◆ **DIRECTIVE**
Output the data exactly, with every line intact.

[Source data]
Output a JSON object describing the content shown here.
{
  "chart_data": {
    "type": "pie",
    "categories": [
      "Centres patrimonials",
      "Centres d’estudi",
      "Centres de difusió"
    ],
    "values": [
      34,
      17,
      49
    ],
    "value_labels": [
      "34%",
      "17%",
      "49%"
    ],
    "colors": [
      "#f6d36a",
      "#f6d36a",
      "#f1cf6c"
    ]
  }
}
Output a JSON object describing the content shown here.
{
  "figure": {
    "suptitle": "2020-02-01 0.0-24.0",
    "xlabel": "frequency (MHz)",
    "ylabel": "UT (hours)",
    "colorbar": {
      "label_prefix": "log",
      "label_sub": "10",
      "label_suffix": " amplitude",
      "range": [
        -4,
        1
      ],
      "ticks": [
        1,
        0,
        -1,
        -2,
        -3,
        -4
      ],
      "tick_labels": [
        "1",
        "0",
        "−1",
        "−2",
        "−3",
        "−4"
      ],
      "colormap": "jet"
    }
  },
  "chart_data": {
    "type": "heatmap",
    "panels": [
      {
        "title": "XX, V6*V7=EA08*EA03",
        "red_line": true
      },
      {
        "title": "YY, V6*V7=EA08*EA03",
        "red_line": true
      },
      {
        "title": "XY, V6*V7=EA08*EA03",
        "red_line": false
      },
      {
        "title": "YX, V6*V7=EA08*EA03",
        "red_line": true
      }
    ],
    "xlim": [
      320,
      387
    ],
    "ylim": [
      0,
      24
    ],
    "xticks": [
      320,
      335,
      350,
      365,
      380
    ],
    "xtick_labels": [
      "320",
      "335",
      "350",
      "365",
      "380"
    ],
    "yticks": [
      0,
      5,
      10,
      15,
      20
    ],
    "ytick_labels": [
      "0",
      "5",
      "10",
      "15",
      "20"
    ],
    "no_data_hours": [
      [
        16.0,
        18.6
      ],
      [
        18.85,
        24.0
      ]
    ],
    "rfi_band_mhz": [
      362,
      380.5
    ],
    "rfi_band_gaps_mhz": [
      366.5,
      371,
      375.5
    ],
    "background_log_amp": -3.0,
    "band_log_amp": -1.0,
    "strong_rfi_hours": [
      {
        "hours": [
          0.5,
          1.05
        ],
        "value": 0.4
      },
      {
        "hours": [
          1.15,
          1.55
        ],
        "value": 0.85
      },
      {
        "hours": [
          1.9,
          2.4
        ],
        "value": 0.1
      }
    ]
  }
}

◆ **WRITTEN SOLUTION**
Output a JSON object describing the content shown here.
{
  "chart_data": {
    "type": "pie",
    "categories": [
      "Centres patrimonials",
      "Centres d’estudi",
      "Centres de difusió"
    ],
    "values": [
      34,
      17,
      49
    ],
    "value_labels": [
      "34%",
      "17%",
      "49%"
    ],
    "colors": [
      "#f6d36a",
      "#f6d36a",
      "#f1cf6c"
    ]
  }
}
Output a JSON object describing the content shown here.
{
  "figure": {
    "suptitle": "2020-02-01 0.0-24.0",
    "xlabel": "frequency (MHz)",
    "ylabel": "UT (hours)",
    "colorbar": {
      "label_prefix": "log",
      "label_sub": "10",
      "label_suffix": " amplitude",
      "range": [
        -4,
        1
      ],
      "ticks": [
        1,
        0,
        -1,
        -2,
        -3,
        -4
      ],
      "tick_labels": [
        "1",
        "0",
        "−1",
        "−2",
        "−3",
        "−4"
      ],
      "colormap": "jet"
    }
  },
  "chart_data": {
    "type": "heatmap",
    "panels": [
      {
        "title": "XX, V6*V7=EA08*EA03",
        "red_line": true
      },
      {
        "title": "YY, V6*V7=EA08*EA03",
        "red_line": true
      },
      {
        "title": "XY, V6*V7=EA08*EA03",
        "red_line": false
      },
      {
        "title": "YX, V6*V7=EA08*EA03",
        "red_line": true
      }
    ],
    "xlim": [
      320,
      387
    ],
    "ylim": [
      0,
      24
    ],
    "xticks": [
      320,
      335,
      350,
      365,
      380
    ],
    "xtick_labels": [
      "320",
      "335",
      "350",
      "365",
      "380"
    ],
    "yticks": [
      0,
      5,
      10,
      15,
      20
    ],
    "ytick_labels": [
      "0",
      "5",
      "10",
      "15",
      "20"
    ],
    "no_data_hours": [
      [
        16.0,
        18.6
      ],
      [
        18.85,
        24.0
      ]
    ],
    "rfi_band_mhz": [
      362,
      380.5
    ],
    "rfi_band_gaps_mhz": [
      366.5,
      371,
      375.5
    ],
    "background_log_amp": -3.0,
    "band_log_amp": -1.0,
    "strong_rfi_hours": [
      {
        "hours": [
          0.5,
          1.05
        ],
        "value": 0.4
      },
      {
        "hours": [
          1.15,
          1.55
        ],
        "value": 0.85
      },
      {
        "hours": [
          1.9,
          2.4
        ],
        "value": 0.1
      }
    ]
  }
}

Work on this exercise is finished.